WORK TO COMPLETE: Gather the lines that hold the string "Регулировка".
·····
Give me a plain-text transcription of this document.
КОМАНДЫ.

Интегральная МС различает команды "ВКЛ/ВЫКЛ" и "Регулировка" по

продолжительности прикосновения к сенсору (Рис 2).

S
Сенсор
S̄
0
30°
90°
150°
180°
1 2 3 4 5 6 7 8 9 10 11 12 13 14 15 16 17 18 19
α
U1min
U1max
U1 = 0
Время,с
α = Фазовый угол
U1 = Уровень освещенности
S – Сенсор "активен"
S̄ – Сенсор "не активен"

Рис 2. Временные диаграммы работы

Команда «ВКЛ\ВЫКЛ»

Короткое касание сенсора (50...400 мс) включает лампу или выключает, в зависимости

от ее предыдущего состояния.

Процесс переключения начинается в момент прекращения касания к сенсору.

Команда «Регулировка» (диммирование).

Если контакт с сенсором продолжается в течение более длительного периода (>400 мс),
·····
SOLUTION:
Интегральная МС различает команды "ВКЛ/ВЫКЛ" и "Регулировка" по
Команда «Регулировка» (диммирование).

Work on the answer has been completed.